Problem requirements —
Copy every line of the following data that includes the string "порошок".

Extracted data —
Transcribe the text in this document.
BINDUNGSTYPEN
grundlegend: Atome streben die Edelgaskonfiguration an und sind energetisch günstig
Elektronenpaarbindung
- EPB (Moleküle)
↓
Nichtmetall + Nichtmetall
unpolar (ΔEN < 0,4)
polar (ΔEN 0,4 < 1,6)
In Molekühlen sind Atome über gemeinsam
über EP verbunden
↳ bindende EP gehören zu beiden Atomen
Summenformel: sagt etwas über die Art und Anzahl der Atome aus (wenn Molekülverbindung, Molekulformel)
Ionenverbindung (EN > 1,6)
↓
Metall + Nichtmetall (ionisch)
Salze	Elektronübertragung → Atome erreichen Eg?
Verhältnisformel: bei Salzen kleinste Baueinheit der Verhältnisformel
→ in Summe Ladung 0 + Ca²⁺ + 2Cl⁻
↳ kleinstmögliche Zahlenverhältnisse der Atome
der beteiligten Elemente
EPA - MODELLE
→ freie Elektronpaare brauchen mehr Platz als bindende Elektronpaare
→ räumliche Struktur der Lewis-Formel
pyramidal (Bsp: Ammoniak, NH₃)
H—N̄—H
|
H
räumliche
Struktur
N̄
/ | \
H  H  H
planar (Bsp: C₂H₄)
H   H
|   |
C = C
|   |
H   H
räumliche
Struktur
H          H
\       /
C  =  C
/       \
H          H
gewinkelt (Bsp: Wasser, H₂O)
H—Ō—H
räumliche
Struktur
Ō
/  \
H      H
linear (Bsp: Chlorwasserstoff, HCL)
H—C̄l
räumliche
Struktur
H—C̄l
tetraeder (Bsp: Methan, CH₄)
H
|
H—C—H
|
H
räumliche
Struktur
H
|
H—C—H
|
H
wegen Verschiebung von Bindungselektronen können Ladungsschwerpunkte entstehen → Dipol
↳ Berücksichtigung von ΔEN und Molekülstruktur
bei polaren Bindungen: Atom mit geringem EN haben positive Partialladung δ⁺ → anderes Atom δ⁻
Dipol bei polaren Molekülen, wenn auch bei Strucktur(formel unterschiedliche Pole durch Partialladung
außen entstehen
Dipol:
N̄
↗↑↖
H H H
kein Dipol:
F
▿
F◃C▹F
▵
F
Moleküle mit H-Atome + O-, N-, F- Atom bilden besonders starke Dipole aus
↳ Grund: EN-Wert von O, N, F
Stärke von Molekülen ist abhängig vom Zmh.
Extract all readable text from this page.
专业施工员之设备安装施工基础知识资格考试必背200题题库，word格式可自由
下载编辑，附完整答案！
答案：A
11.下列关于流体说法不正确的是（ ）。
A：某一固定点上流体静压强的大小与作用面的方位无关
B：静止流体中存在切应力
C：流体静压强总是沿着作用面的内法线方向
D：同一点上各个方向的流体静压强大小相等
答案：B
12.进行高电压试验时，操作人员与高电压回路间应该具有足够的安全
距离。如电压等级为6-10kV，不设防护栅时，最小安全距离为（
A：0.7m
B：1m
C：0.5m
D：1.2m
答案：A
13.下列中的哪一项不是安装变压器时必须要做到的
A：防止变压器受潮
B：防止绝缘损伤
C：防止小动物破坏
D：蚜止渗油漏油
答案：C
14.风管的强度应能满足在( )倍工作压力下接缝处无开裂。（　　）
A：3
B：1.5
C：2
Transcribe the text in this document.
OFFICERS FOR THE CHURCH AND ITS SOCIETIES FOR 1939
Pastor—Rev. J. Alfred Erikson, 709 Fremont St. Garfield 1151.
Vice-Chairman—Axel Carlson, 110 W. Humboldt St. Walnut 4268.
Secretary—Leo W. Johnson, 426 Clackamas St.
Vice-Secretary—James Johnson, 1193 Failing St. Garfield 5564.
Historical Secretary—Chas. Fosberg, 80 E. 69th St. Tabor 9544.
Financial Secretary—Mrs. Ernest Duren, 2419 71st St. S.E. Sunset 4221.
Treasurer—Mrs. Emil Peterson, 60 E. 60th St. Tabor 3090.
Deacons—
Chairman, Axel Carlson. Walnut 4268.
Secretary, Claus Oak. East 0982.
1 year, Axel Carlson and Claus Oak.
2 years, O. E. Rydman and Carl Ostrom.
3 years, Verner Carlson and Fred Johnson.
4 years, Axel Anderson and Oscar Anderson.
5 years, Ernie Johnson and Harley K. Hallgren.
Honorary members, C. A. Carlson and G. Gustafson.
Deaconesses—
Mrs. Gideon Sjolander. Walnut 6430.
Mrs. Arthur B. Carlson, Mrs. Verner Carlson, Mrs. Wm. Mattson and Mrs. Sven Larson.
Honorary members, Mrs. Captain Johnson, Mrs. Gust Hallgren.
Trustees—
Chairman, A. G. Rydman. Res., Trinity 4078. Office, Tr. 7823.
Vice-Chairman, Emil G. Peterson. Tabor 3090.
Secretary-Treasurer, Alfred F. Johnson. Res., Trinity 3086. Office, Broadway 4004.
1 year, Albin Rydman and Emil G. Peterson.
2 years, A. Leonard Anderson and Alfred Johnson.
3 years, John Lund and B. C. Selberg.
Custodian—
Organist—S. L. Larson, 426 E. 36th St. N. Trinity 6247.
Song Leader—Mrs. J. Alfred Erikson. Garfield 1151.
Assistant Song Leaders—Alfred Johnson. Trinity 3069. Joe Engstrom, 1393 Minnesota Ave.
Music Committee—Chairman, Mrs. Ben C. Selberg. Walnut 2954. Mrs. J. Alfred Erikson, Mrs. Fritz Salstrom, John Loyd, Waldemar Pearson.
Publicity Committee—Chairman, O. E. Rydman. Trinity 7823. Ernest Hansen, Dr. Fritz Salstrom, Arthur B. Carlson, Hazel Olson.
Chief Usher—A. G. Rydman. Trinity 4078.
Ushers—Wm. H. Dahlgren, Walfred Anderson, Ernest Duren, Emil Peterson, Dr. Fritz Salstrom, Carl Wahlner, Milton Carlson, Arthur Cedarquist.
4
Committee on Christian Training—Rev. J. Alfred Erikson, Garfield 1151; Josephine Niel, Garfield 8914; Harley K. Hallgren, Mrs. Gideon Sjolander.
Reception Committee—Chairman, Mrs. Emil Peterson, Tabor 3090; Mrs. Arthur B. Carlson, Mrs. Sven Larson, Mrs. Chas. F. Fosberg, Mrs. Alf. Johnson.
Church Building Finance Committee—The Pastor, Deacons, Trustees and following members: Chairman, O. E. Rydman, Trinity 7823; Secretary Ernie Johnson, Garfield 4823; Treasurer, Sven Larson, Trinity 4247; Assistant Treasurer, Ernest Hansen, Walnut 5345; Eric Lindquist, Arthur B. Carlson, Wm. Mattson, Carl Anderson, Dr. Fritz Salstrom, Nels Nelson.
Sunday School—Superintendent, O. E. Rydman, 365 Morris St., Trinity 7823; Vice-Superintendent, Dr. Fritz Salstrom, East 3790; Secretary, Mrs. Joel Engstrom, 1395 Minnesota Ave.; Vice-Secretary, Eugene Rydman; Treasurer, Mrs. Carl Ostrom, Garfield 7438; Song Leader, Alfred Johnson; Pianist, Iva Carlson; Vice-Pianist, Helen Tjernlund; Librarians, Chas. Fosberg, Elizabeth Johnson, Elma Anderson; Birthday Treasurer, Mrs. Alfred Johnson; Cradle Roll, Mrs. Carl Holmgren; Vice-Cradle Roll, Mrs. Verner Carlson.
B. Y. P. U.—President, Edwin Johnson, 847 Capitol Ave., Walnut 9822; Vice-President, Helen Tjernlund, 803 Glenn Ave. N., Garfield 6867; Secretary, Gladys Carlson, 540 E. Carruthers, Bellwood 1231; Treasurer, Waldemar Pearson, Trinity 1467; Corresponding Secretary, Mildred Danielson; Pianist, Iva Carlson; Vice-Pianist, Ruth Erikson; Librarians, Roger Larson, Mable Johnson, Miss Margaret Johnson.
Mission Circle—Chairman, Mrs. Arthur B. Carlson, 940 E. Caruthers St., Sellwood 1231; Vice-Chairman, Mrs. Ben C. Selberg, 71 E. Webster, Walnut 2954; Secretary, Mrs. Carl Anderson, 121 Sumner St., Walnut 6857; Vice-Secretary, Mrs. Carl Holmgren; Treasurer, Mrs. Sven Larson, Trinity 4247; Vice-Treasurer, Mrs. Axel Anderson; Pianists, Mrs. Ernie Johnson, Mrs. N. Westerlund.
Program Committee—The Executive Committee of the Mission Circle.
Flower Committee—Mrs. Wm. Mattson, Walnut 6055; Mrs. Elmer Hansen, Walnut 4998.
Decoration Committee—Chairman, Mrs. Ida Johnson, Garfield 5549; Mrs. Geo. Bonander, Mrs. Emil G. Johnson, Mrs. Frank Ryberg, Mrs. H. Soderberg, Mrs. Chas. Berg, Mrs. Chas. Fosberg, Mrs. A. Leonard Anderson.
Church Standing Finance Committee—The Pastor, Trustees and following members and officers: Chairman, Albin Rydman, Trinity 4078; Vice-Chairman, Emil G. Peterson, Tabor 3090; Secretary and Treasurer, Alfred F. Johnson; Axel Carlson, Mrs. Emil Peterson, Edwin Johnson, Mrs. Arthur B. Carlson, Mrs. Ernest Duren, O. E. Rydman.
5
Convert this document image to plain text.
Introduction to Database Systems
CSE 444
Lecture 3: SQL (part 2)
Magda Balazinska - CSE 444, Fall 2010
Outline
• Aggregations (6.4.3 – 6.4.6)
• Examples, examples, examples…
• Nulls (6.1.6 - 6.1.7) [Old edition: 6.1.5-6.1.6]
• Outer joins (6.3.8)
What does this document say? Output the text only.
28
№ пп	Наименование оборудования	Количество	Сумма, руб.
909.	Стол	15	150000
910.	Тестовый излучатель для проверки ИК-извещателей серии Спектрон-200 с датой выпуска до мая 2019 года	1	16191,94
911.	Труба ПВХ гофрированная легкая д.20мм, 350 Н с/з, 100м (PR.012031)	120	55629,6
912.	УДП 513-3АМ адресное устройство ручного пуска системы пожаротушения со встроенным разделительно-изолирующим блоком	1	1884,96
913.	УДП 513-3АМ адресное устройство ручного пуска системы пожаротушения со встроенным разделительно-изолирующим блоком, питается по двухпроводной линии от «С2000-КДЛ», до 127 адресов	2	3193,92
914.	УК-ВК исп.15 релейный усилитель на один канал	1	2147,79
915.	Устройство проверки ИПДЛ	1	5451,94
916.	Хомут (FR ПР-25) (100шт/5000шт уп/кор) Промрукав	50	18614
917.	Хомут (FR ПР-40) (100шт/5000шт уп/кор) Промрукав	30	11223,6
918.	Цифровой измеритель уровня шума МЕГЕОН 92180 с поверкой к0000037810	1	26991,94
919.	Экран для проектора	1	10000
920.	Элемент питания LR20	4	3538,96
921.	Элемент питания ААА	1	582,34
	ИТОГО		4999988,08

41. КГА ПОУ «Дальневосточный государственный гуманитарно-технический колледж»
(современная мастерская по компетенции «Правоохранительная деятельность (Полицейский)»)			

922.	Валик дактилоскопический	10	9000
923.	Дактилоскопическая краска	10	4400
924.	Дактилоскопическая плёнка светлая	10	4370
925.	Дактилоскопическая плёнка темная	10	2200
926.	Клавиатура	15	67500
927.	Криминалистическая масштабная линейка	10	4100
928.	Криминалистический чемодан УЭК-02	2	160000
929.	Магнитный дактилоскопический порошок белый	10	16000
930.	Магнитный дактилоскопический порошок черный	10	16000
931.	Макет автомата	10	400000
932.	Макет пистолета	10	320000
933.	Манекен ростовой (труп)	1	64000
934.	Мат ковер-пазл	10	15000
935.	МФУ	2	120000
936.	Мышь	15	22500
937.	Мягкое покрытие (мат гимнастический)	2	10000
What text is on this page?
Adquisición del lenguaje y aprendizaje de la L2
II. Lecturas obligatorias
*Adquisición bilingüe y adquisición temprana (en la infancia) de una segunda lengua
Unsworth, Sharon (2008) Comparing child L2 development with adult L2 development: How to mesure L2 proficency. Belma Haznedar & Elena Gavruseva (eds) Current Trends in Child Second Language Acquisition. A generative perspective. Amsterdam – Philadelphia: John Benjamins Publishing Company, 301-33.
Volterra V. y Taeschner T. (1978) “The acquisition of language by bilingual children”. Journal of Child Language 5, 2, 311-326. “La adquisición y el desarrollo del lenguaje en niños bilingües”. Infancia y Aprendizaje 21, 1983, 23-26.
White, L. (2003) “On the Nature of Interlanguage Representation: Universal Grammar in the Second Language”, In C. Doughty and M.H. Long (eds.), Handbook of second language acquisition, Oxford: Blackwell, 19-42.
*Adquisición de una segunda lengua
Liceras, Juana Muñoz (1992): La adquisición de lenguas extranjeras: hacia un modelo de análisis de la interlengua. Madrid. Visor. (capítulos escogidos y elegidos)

Solution to this problem —
929.	Магнитный дактилоскопический порошок белый	10	16000
930.	Магнитный дактилоскопический порошок черный	10	16000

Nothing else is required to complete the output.